--- Task input ---

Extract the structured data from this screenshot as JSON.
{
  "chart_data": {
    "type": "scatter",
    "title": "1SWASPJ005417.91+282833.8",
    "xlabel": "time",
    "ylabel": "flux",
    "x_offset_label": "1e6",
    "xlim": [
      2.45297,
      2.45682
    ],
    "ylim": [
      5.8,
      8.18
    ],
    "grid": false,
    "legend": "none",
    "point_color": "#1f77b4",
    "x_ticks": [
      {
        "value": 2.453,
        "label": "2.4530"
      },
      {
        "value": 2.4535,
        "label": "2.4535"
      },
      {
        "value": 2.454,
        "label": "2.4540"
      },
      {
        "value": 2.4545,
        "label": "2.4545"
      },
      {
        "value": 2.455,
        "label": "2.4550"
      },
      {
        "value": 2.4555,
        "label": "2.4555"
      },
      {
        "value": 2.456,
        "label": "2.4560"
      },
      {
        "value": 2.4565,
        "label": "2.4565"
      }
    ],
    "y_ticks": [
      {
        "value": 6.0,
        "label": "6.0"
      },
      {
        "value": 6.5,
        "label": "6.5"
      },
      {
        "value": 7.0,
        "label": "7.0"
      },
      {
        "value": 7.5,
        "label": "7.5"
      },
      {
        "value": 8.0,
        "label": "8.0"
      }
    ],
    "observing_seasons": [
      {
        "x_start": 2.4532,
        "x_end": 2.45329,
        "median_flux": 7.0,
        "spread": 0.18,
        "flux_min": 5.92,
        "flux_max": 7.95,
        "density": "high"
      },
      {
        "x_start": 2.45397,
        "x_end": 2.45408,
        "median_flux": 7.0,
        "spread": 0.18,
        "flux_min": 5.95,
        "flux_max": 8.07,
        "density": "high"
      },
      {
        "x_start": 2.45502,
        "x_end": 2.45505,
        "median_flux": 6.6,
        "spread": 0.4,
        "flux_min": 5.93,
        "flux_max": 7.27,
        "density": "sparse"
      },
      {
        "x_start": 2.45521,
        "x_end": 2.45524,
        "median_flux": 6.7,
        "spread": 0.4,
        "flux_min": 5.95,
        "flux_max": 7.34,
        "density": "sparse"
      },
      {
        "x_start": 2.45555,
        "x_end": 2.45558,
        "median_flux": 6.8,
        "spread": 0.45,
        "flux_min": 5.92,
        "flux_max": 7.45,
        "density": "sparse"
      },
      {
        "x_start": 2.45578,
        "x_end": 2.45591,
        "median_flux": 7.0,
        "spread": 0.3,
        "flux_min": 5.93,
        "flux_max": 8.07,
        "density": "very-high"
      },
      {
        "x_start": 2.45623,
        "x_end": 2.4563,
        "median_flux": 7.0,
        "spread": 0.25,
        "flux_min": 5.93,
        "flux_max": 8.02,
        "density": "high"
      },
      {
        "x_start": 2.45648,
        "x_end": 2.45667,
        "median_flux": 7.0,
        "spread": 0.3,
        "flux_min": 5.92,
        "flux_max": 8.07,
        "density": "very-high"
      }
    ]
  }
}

---
--- Task input ---

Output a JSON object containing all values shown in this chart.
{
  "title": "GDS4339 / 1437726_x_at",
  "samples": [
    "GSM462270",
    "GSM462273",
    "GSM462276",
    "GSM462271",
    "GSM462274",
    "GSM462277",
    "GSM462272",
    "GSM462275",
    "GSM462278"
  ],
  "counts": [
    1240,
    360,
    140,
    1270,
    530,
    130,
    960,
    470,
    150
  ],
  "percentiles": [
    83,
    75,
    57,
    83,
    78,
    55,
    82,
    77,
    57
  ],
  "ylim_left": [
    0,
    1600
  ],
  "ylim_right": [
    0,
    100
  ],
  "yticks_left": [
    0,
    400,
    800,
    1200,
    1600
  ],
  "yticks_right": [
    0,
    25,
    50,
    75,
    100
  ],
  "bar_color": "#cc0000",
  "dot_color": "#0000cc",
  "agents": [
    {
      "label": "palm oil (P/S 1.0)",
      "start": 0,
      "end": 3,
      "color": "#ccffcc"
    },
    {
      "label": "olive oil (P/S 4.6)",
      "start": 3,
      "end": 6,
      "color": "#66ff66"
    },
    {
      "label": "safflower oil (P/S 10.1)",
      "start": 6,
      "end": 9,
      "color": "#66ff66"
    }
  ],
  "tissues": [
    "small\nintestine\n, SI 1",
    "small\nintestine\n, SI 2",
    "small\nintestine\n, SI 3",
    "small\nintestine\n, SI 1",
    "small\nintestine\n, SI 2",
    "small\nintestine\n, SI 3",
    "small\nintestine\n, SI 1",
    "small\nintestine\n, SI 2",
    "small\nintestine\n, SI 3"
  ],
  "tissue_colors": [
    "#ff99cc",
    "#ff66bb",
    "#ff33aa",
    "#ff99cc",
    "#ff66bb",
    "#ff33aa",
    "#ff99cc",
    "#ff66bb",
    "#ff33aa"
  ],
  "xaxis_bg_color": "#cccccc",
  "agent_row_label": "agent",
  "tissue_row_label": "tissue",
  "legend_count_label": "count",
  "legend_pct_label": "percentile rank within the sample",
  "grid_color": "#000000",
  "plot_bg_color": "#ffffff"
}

---

• **The task**
Write out every line of the preceding listing that contains "title".

• **Solution for this task**
    "title": "1SWASPJ005417.91+282833.8",
  "title": "GDS4339 / 1437726_x_at",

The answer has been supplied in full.